■ **Short task**: For every line in the data below that contains "will", copy the line.
====================
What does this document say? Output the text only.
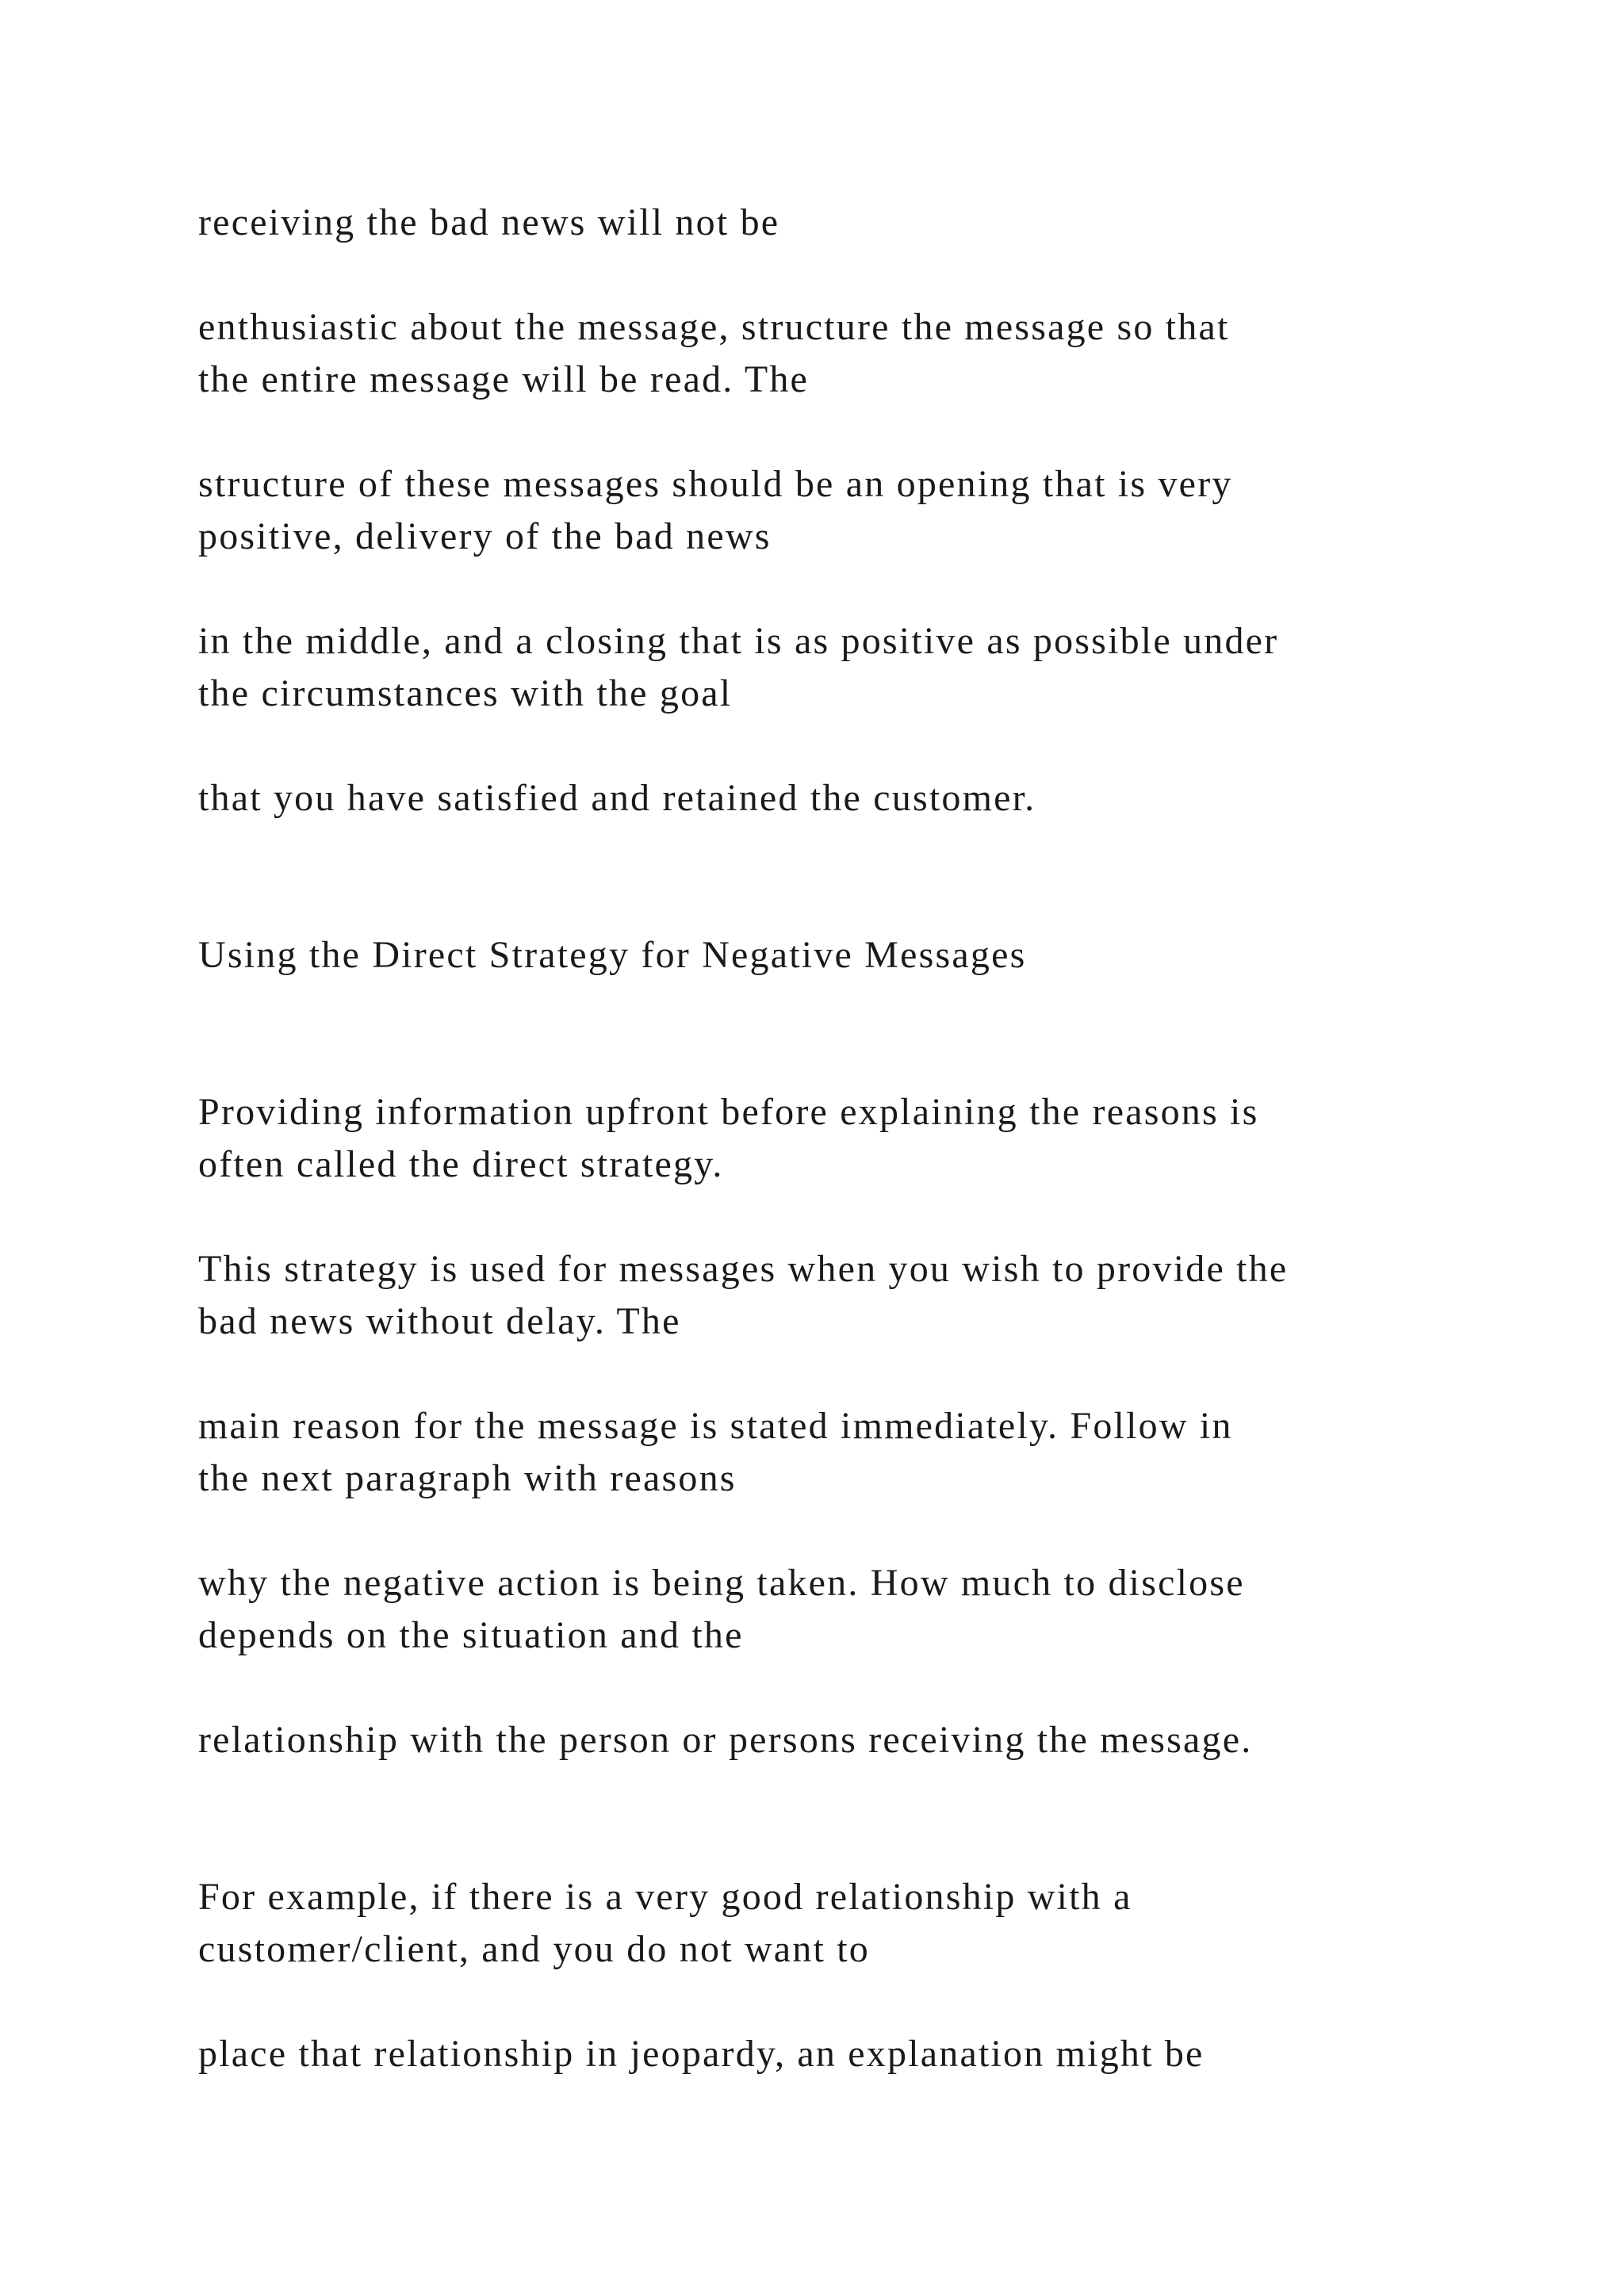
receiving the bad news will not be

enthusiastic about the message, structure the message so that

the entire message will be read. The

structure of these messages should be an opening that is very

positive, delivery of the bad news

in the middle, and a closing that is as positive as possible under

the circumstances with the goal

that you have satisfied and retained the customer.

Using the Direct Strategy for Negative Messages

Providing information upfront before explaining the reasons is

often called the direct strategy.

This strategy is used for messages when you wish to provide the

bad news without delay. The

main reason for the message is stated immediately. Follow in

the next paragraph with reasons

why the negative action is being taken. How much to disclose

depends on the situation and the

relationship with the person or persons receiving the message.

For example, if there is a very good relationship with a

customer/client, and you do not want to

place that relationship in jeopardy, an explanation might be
====================
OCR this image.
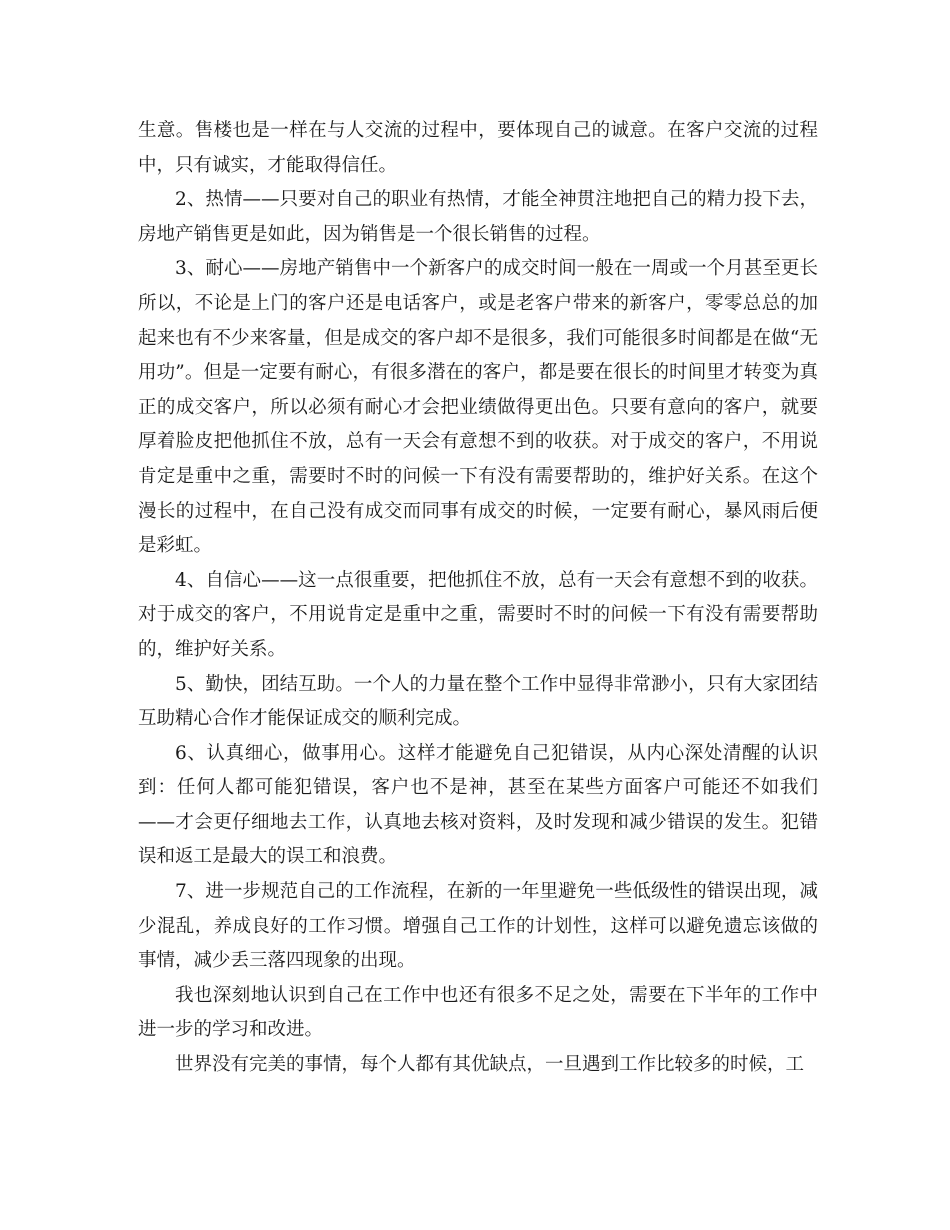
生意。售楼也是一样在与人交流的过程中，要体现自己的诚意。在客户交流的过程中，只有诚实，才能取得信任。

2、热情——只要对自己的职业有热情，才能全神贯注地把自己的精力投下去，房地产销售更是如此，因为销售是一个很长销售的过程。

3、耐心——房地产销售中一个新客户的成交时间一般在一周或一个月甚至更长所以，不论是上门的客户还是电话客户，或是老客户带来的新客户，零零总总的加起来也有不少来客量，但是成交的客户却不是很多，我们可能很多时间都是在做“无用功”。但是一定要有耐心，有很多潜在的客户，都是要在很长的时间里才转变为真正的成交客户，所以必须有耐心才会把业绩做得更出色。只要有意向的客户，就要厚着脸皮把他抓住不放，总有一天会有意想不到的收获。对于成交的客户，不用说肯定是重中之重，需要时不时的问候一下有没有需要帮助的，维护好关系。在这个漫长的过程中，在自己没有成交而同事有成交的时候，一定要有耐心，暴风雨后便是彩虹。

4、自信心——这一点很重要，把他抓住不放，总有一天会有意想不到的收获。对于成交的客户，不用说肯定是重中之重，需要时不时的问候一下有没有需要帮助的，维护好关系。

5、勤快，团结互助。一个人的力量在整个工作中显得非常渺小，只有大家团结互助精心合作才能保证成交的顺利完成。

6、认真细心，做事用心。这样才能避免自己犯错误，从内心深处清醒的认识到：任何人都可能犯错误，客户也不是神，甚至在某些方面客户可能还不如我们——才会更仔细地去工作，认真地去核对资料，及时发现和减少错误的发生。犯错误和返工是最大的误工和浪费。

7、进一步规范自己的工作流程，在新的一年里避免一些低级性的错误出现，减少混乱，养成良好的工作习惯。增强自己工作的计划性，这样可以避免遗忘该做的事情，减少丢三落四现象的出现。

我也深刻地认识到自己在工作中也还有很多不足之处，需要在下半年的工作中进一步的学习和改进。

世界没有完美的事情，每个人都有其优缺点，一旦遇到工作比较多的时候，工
====================
■ **Exercise result**:
receiving the bad news will not be
the entire message will be read. The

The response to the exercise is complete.